=== Exercise requirements ===
Pictures aside, write out every record exactly as it appears.

--- START Material supplied ---

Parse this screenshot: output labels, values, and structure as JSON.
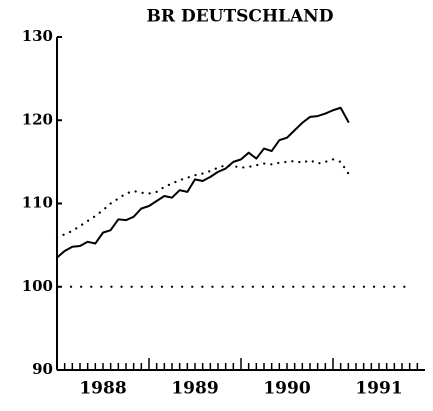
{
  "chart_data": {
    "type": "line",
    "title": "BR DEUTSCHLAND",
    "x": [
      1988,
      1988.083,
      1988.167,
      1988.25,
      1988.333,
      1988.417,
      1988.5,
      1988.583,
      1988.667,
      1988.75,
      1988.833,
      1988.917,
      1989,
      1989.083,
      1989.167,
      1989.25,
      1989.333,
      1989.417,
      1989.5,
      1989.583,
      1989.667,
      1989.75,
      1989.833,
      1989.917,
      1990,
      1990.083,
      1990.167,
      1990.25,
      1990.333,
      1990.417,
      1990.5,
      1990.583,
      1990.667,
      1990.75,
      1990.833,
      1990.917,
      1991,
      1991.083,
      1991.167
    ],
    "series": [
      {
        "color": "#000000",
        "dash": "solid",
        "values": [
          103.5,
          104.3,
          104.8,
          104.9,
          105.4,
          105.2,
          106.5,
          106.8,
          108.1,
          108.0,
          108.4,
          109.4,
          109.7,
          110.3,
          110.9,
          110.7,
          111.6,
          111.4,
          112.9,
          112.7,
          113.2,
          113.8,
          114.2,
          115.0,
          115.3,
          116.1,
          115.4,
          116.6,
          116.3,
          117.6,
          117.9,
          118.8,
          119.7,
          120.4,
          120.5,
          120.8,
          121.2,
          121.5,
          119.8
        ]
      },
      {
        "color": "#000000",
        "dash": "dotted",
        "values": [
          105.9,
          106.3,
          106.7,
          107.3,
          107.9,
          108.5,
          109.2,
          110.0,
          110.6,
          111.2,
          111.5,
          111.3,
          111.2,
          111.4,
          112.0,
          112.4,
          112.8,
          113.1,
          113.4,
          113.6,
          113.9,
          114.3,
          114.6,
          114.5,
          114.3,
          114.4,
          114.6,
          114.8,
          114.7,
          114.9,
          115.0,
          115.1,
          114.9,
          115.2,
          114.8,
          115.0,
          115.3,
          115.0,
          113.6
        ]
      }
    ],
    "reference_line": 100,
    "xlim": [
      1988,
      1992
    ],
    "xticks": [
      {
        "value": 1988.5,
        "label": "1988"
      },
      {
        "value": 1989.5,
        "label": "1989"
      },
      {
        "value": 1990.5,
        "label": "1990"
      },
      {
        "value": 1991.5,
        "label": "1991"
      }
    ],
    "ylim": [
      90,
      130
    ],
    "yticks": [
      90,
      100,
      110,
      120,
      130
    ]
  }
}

--- END Material supplied ---

=== Exercise solution ===
Parse this screenshot: output labels, values, and structure as JSON.
{
  "chart_data": {
    "type": "line",
    "title": "BR DEUTSCHLAND",
    "x": [
      1988,
      1988.083,
      1988.167,
      1988.25,
      1988.333,
      1988.417,
      1988.5,
      1988.583,
      1988.667,
      1988.75,
      1988.833,
      1988.917,
      1989,
      1989.083,
      1989.167,
      1989.25,
      1989.333,
      1989.417,
      1989.5,
      1989.583,
      1989.667,
      1989.75,
      1989.833,
      1989.917,
      1990,
      1990.083,
      1990.167,
      1990.25,
      1990.333,
      1990.417,
      1990.5,
      1990.583,
      1990.667,
      1990.75,
      1990.833,
      1990.917,
      1991,
      1991.083,
      1991.167
    ],
    "series": [
      {
        "color": "#000000",
        "dash": "solid",
        "values": [
          103.5,
          104.3,
          104.8,
          104.9,
          105.4,
          105.2,
          106.5,
          106.8,
          108.1,
          108.0,
          108.4,
          109.4,
          109.7,
          110.3,
          110.9,
          110.7,
          111.6,
          111.4,
          112.9,
          112.7,
          113.2,
          113.8,
          114.2,
          115.0,
          115.3,
          116.1,
          115.4,
          116.6,
          116.3,
          117.6,
          117.9,
          118.8,
          119.7,
          120.4,
          120.5,
          120.8,
          121.2,
          121.5,
          119.8
        ]
      },
      {
        "color": "#000000",
        "dash": "dotted",
        "values": [
          105.9,
          106.3,
          106.7,
          107.3,
          107.9,
          108.5,
          109.2,
          110.0,
          110.6,
          111.2,
          111.5,
          111.3,
          111.2,
          111.4,
          112.0,
          112.4,
          112.8,
          113.1,
          113.4,
          113.6,
          113.9,
          114.3,
          114.6,
          114.5,
          114.3,
          114.4,
          114.6,
          114.8,
          114.7,
          114.9,
          115.0,
          115.1,
          114.9,
          115.2,
          114.8,
          115.0,
          115.3,
          115.0,
          113.6
        ]
      }
    ],
    "reference_line": 100,
    "xlim": [
      1988,
      1992
    ],
    "xticks": [
      {
        "value": 1988.5,
        "label": "1988"
      },
      {
        "value": 1989.5,
        "label": "1989"
      },
      {
        "value": 1990.5,
        "label": "1990"
      },
      {
        "value": 1991.5,
        "label": "1991"
      }
    ],
    "ylim": [
      90,
      130
    ],
    "yticks": [
      90,
      100,
      110,
      120,
      130
    ]
  }
}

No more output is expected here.